Saved data entries:
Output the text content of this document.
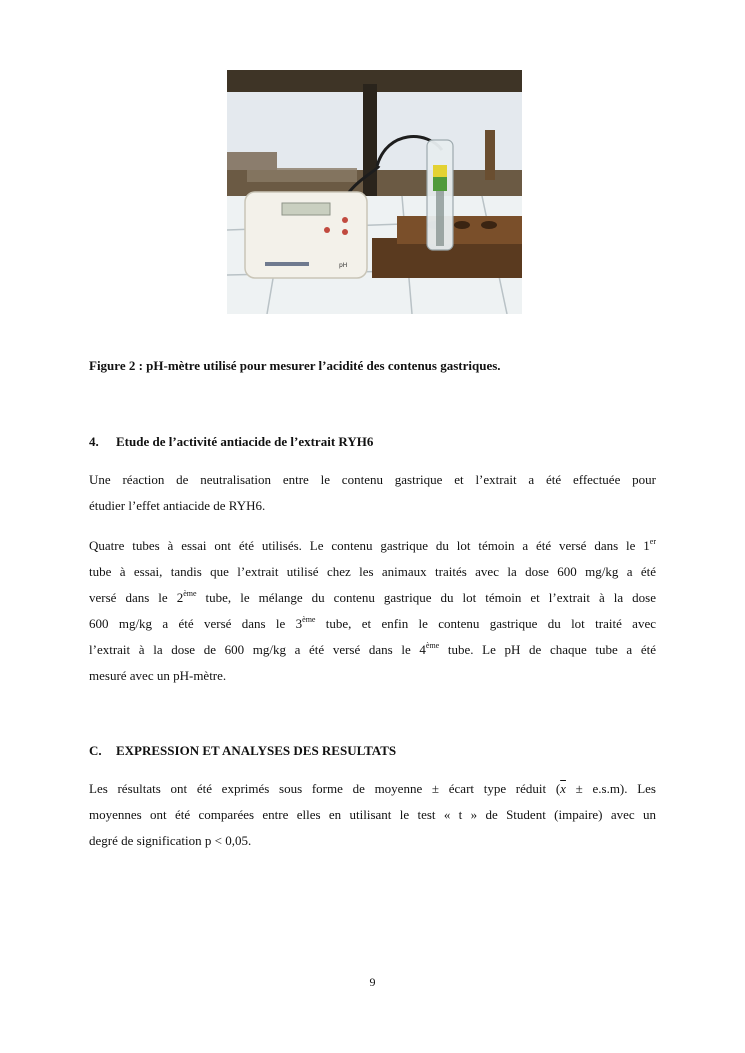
pH
Figure 2 : pH-mètre utilisé pour mesurer l’acidité des contenus gastriques.
4. Etude de l’activité antiacide de l’extrait RYH6
Une réaction de neutralisation entre le contenu gastrique et l’extrait a été effectuée pour
étudier l’effet antiacide de RYH6.
Quatre tubes à essai ont été utilisés. Le contenu gastrique du lot témoin a été versé dans le 1er
tube à essai, tandis que l’extrait utilisé chez les animaux traités avec la dose 600 mg/kg a été
versé dans le 2ème tube, le mélange du contenu gastrique du lot témoin et l’extrait à la dose
600 mg/kg a été versé dans le 3ème tube, et enfin le contenu gastrique du lot traité avec
l’extrait à la dose de 600 mg/kg a été versé dans le 4ème tube. Le pH de chaque tube a été
mesuré avec un pH-mètre.
C. EXPRESSION ET ANALYSES DES RESULTATS
Les résultats ont été exprimés sous forme de moyenne ± écart type réduit $(\overline{x} \pm e.s.m)$. Les
moyennes ont été comparées entre elles en utilisant le test « t » de Student (impaire) avec un
degré de signification p < 0,05.
9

_CHALLENGE_
Output, exactly, all the records above; include no pictures.

_FINAL RESULT_
Output the text content of this document.
pH
Figure 2 : pH-mètre utilisé pour mesurer l’acidité des contenus gastriques.
4. Etude de l’activité antiacide de l’extrait RYH6
Une réaction de neutralisation entre le contenu gastrique et l’extrait a été effectuée pour
étudier l’effet antiacide de RYH6.
Quatre tubes à essai ont été utilisés. Le contenu gastrique du lot témoin a été versé dans le 1er
tube à essai, tandis que l’extrait utilisé chez les animaux traités avec la dose 600 mg/kg a été
versé dans le 2ème tube, le mélange du contenu gastrique du lot témoin et l’extrait à la dose
600 mg/kg a été versé dans le 3ème tube, et enfin le contenu gastrique du lot traité avec
l’extrait à la dose de 600 mg/kg a été versé dans le 4ème tube. Le pH de chaque tube a été
mesuré avec un pH-mètre.
C. EXPRESSION ET ANALYSES DES RESULTATS
Les résultats ont été exprimés sous forme de moyenne ± écart type réduit $(\overline{x} \pm e.s.m)$. Les
moyennes ont été comparées entre elles en utilisant le test « t » de Student (impaire) avec un
degré de signification p < 0,05.
9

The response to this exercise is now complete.